■ GIVEN EXERCISE
Change every "filter-button" in the listing below to "filter-chip" and leave everything else untouched.

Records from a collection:
##########

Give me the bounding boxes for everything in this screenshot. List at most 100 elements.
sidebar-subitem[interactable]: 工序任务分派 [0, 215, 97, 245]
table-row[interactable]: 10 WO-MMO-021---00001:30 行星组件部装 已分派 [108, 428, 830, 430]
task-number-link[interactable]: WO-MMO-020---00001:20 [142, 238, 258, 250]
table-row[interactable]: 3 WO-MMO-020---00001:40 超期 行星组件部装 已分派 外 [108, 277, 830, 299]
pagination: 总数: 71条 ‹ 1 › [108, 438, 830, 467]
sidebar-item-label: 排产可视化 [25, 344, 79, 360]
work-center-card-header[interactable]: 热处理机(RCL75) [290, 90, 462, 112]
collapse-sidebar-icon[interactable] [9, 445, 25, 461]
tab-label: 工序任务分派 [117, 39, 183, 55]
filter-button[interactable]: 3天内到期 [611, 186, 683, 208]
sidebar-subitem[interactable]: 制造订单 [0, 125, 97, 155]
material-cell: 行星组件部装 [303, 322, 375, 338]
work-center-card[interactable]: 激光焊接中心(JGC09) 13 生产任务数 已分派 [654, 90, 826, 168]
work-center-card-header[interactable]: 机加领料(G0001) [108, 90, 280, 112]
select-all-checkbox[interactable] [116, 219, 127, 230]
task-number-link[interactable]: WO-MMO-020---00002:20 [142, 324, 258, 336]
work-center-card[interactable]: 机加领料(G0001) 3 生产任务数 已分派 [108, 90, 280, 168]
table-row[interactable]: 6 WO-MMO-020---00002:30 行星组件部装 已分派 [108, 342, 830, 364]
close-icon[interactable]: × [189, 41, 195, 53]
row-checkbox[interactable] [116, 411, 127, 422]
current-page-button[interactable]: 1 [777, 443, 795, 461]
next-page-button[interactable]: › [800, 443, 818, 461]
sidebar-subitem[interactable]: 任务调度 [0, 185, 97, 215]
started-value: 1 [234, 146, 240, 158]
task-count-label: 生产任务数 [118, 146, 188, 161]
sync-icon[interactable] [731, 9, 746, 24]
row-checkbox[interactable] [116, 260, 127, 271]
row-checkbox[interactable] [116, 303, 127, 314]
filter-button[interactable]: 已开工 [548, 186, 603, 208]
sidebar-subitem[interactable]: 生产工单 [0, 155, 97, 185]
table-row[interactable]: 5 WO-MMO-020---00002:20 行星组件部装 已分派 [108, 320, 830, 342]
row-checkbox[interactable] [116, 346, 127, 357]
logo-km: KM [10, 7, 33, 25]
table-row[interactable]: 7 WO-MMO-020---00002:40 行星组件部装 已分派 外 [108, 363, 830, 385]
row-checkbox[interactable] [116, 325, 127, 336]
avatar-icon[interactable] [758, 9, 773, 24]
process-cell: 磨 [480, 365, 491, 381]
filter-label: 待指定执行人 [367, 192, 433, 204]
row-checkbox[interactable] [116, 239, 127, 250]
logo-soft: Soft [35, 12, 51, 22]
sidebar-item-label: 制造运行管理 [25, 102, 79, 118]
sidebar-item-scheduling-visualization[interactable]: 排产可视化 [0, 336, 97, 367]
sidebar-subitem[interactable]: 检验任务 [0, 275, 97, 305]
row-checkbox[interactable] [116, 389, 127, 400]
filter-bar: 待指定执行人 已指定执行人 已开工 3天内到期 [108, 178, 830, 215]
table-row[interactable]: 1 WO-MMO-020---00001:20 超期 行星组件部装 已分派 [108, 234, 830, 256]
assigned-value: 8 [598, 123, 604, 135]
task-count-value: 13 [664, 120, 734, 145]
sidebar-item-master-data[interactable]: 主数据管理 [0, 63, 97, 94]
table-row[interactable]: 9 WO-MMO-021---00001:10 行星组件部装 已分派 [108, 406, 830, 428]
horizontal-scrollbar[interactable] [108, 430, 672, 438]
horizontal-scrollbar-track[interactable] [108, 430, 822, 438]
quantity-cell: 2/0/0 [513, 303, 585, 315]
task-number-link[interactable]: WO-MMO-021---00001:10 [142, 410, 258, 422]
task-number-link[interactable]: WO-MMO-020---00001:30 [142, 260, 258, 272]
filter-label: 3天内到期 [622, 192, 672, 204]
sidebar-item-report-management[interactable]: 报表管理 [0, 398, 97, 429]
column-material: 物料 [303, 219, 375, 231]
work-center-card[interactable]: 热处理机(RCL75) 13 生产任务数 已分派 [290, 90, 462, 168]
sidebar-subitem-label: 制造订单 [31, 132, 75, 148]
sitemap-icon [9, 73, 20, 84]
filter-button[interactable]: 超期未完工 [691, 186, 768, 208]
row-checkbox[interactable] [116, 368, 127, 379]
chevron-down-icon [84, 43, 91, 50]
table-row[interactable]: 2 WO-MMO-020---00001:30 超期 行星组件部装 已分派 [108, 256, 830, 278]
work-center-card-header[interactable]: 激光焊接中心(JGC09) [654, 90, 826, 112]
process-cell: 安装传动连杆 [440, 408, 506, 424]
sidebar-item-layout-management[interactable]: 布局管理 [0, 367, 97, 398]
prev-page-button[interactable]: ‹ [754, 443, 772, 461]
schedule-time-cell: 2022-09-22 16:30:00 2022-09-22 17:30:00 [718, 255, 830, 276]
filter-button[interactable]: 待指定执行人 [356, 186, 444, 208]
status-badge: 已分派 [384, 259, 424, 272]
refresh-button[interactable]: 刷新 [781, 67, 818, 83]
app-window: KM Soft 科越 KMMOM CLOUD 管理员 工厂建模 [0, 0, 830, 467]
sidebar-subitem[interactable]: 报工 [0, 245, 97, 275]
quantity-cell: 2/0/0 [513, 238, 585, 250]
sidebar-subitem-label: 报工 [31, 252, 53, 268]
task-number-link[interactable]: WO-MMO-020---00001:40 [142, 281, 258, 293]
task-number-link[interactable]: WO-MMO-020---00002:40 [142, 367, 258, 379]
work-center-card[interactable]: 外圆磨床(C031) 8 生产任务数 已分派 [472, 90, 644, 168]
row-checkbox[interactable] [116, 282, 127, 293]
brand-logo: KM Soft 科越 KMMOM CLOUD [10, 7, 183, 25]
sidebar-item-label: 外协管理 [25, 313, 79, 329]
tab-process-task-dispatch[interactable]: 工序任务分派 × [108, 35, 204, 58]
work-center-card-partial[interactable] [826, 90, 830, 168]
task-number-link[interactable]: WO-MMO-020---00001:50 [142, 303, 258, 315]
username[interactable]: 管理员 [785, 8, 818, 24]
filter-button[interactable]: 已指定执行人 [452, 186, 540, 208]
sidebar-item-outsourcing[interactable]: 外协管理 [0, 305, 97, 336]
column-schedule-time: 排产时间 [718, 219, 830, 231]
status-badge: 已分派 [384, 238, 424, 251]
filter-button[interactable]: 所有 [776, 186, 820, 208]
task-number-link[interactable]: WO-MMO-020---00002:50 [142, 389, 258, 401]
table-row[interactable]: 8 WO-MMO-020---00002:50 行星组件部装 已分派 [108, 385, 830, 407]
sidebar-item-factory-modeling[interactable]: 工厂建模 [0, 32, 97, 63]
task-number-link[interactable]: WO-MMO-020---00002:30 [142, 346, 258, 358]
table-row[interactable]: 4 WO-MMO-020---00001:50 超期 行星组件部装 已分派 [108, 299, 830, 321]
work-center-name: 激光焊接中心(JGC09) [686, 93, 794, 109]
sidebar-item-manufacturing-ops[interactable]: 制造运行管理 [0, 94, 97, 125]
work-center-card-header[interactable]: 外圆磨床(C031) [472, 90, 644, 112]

##########

■ EXERCISE OUTPUT
Give me the bounding boxes for everything in this screenshot. List at most 100 elements.
sidebar-subitem[interactable]: 工序任务分派 [0, 215, 97, 245]
table-row[interactable]: 10 WO-MMO-021---00001:30 行星组件部装 已分派 [108, 428, 830, 430]
task-number-link[interactable]: WO-MMO-020---00001:20 [142, 238, 258, 250]
table-row[interactable]: 3 WO-MMO-020---00001:40 超期 行星组件部装 已分派 外 [108, 277, 830, 299]
pagination: 总数: 71条 ‹ 1 › [108, 438, 830, 467]
sidebar-item-label: 排产可视化 [25, 344, 79, 360]
work-center-card-header[interactable]: 热处理机(RCL75) [290, 90, 462, 112]
collapse-sidebar-icon[interactable] [9, 445, 25, 461]
tab-label: 工序任务分派 [117, 39, 183, 55]
filter-chip[interactable]: 3天内到期 [611, 186, 683, 208]
sidebar-subitem[interactable]: 制造订单 [0, 125, 97, 155]
material-cell: 行星组件部装 [303, 322, 375, 338]
work-center-card[interactable]: 激光焊接中心(JGC09) 13 生产任务数 已分派 [654, 90, 826, 168]
work-center-card-header[interactable]: 机加领料(G0001) [108, 90, 280, 112]
select-all-checkbox[interactable] [116, 219, 127, 230]
task-number-link[interactable]: WO-MMO-020---00002:20 [142, 324, 258, 336]
work-center-card[interactable]: 机加领料(G0001) 3 生产任务数 已分派 [108, 90, 280, 168]
table-row[interactable]: 6 WO-MMO-020---00002:30 行星组件部装 已分派 [108, 342, 830, 364]
close-icon[interactable]: × [189, 41, 195, 53]
row-checkbox[interactable] [116, 411, 127, 422]
current-page-button[interactable]: 1 [777, 443, 795, 461]
next-page-button[interactable]: › [800, 443, 818, 461]
sidebar-subitem[interactable]: 任务调度 [0, 185, 97, 215]
started-value: 1 [234, 146, 240, 158]
task-count-label: 生产任务数 [118, 146, 188, 161]
sync-icon[interactable] [731, 9, 746, 24]
row-checkbox[interactable] [116, 260, 127, 271]
row-checkbox[interactable] [116, 303, 127, 314]
filter-chip[interactable]: 已开工 [548, 186, 603, 208]
sidebar-subitem[interactable]: 生产工单 [0, 155, 97, 185]
table-row[interactable]: 5 WO-MMO-020---00002:20 行星组件部装 已分派 [108, 320, 830, 342]
row-checkbox[interactable] [116, 346, 127, 357]
logo-km: KM [10, 7, 33, 25]
table-row[interactable]: 7 WO-MMO-020---00002:40 行星组件部装 已分派 外 [108, 363, 830, 385]
row-checkbox[interactable] [116, 325, 127, 336]
avatar-icon[interactable] [758, 9, 773, 24]
process-cell: 磨 [480, 365, 491, 381]
filter-label: 待指定执行人 [367, 192, 433, 204]
row-checkbox[interactable] [116, 239, 127, 250]
logo-soft: Soft [35, 12, 51, 22]
sidebar-item-label: 制造运行管理 [25, 102, 79, 118]
sidebar-item-scheduling-visualization[interactable]: 排产可视化 [0, 336, 97, 367]
sidebar-subitem[interactable]: 检验任务 [0, 275, 97, 305]
row-checkbox[interactable] [116, 389, 127, 400]
filter-bar: 待指定执行人 已指定执行人 已开工 3天内到期 [108, 178, 830, 215]
table-row[interactable]: 1 WO-MMO-020---00001:20 超期 行星组件部装 已分派 [108, 234, 830, 256]
assigned-value: 8 [598, 123, 604, 135]
task-count-value: 13 [664, 120, 734, 145]
sidebar-item-master-data[interactable]: 主数据管理 [0, 63, 97, 94]
table-row[interactable]: 9 WO-MMO-021---00001:10 行星组件部装 已分派 [108, 406, 830, 428]
horizontal-scrollbar[interactable] [108, 430, 672, 438]
horizontal-scrollbar-track[interactable] [108, 430, 822, 438]
quantity-cell: 2/0/0 [513, 303, 585, 315]
task-number-link[interactable]: WO-MMO-021---00001:10 [142, 410, 258, 422]
task-number-link[interactable]: WO-MMO-020---00001:30 [142, 260, 258, 272]
filter-label: 3天内到期 [622, 192, 672, 204]
sidebar-item-report-management[interactable]: 报表管理 [0, 398, 97, 429]
column-material: 物料 [303, 219, 375, 231]
work-center-card[interactable]: 热处理机(RCL75) 13 生产任务数 已分派 [290, 90, 462, 168]
sidebar-subitem-label: 制造订单 [31, 132, 75, 148]
sitemap-icon [9, 73, 20, 84]
filter-chip[interactable]: 超期未完工 [691, 186, 768, 208]
row-checkbox[interactable] [116, 368, 127, 379]
chevron-down-icon [84, 43, 91, 50]
table-row[interactable]: 2 WO-MMO-020---00001:30 超期 行星组件部装 已分派 [108, 256, 830, 278]
work-center-card-header[interactable]: 激光焊接中心(JGC09) [654, 90, 826, 112]
process-cell: 安装传动连杆 [440, 408, 506, 424]
sidebar-item-layout-management[interactable]: 布局管理 [0, 367, 97, 398]
prev-page-button[interactable]: ‹ [754, 443, 772, 461]
schedule-time-cell: 2022-09-22 16:30:00 2022-09-22 17:30:00 [718, 255, 830, 276]
filter-chip[interactable]: 待指定执行人 [356, 186, 444, 208]
status-badge: 已分派 [384, 259, 424, 272]
refresh-button[interactable]: 刷新 [781, 67, 818, 83]
app-window: KM Soft 科越 KMMOM CLOUD 管理员 工厂建模 [0, 0, 830, 467]
sidebar-subitem[interactable]: 报工 [0, 245, 97, 275]
quantity-cell: 2/0/0 [513, 238, 585, 250]
sidebar-subitem-label: 报工 [31, 252, 53, 268]
task-number-link[interactable]: WO-MMO-020---00001:40 [142, 281, 258, 293]
task-number-link[interactable]: WO-MMO-020---00002:40 [142, 367, 258, 379]
work-center-card[interactable]: 外圆磨床(C031) 8 生产任务数 已分派 [472, 90, 644, 168]
row-checkbox[interactable] [116, 282, 127, 293]
brand-logo: KM Soft 科越 KMMOM CLOUD [10, 7, 183, 25]
sidebar-item-label: 外协管理 [25, 313, 79, 329]
tab-process-task-dispatch[interactable]: 工序任务分派 × [108, 35, 204, 58]
work-center-card-partial[interactable] [826, 90, 830, 168]
task-number-link[interactable]: WO-MMO-020---00001:50 [142, 303, 258, 315]
username[interactable]: 管理员 [785, 8, 818, 24]
filter-chip[interactable]: 已指定执行人 [452, 186, 540, 208]
sidebar-item-outsourcing[interactable]: 外协管理 [0, 305, 97, 336]
column-schedule-time: 排产时间 [718, 219, 830, 231]
status-badge: 已分派 [384, 238, 424, 251]
filter-chip[interactable]: 所有 [776, 186, 820, 208]
task-number-link[interactable]: WO-MMO-020---00002:50 [142, 389, 258, 401]
table-row[interactable]: 8 WO-MMO-020---00002:50 行星组件部装 已分派 [108, 385, 830, 407]
sidebar-item-factory-modeling[interactable]: 工厂建模 [0, 32, 97, 63]
task-number-link[interactable]: WO-MMO-020---00002:30 [142, 346, 258, 358]
table-row[interactable]: 4 WO-MMO-020---00001:50 超期 行星组件部装 已分派 [108, 299, 830, 321]
work-center-name: 激光焊接中心(JGC09) [686, 93, 794, 109]
sidebar-item-manufacturing-ops[interactable]: 制造运行管理 [0, 94, 97, 125]
work-center-card-header[interactable]: 外圆磨床(C031) [472, 90, 644, 112]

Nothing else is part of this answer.